START Information given

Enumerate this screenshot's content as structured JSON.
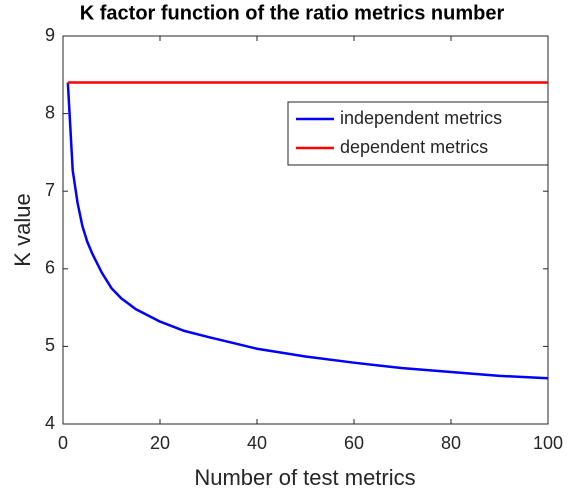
{
  "chart_data": {
    "type": "line",
    "title": "K factor function of the ratio metrics number",
    "xlabel": "Number of test metrics",
    "ylabel": "K value",
    "x": [
      1,
      2,
      3,
      4,
      5,
      6,
      8,
      10,
      12,
      15,
      20,
      25,
      30,
      40,
      50,
      60,
      70,
      80,
      90,
      100
    ],
    "series": [
      {
        "name": "independent metrics",
        "color": "#0000ff",
        "values": [
          8.4,
          7.27,
          6.85,
          6.55,
          6.35,
          6.2,
          5.95,
          5.75,
          5.62,
          5.48,
          5.32,
          5.2,
          5.12,
          4.97,
          4.87,
          4.79,
          4.72,
          4.67,
          4.62,
          4.59
        ]
      },
      {
        "name": "dependent metrics",
        "color": "#ff0000",
        "values": [
          8.4,
          8.4,
          8.4,
          8.4,
          8.4,
          8.4,
          8.4,
          8.4,
          8.4,
          8.4,
          8.4,
          8.4,
          8.4,
          8.4,
          8.4,
          8.4,
          8.4,
          8.4,
          8.4,
          8.4
        ]
      }
    ],
    "xlim": [
      0,
      100
    ],
    "xticks": [
      0,
      20,
      40,
      60,
      80,
      100
    ],
    "ylim": [
      4,
      9
    ],
    "yticks": [
      4,
      5,
      6,
      7,
      8,
      9
    ],
    "grid": false,
    "legend": "northeast"
  }
}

END Information given

**Set problem**
Repeat the material verbatim. Do not carry over any picture.

**Output for this exercise**
Enumerate this screenshot's content as structured JSON.
{
  "chart_data": {
    "type": "line",
    "title": "K factor function of the ratio metrics number",
    "xlabel": "Number of test metrics",
    "ylabel": "K value",
    "x": [
      1,
      2,
      3,
      4,
      5,
      6,
      8,
      10,
      12,
      15,
      20,
      25,
      30,
      40,
      50,
      60,
      70,
      80,
      90,
      100
    ],
    "series": [
      {
        "name": "independent metrics",
        "color": "#0000ff",
        "values": [
          8.4,
          7.27,
          6.85,
          6.55,
          6.35,
          6.2,
          5.95,
          5.75,
          5.62,
          5.48,
          5.32,
          5.2,
          5.12,
          4.97,
          4.87,
          4.79,
          4.72,
          4.67,
          4.62,
          4.59
        ]
      },
      {
        "name": "dependent metrics",
        "color": "#ff0000",
        "values": [
          8.4,
          8.4,
          8.4,
          8.4,
          8.4,
          8.4,
          8.4,
          8.4,
          8.4,
          8.4,
          8.4,
          8.4,
          8.4,
          8.4,
          8.4,
          8.4,
          8.4,
          8.4,
          8.4,
          8.4
        ]
      }
    ],
    "xlim": [
      0,
      100
    ],
    "xticks": [
      0,
      20,
      40,
      60,
      80,
      100
    ],
    "ylim": [
      4,
      9
    ],
    "yticks": [
      4,
      5,
      6,
      7,
      8,
      9
    ],
    "grid": false,
    "legend": "northeast"
  }
}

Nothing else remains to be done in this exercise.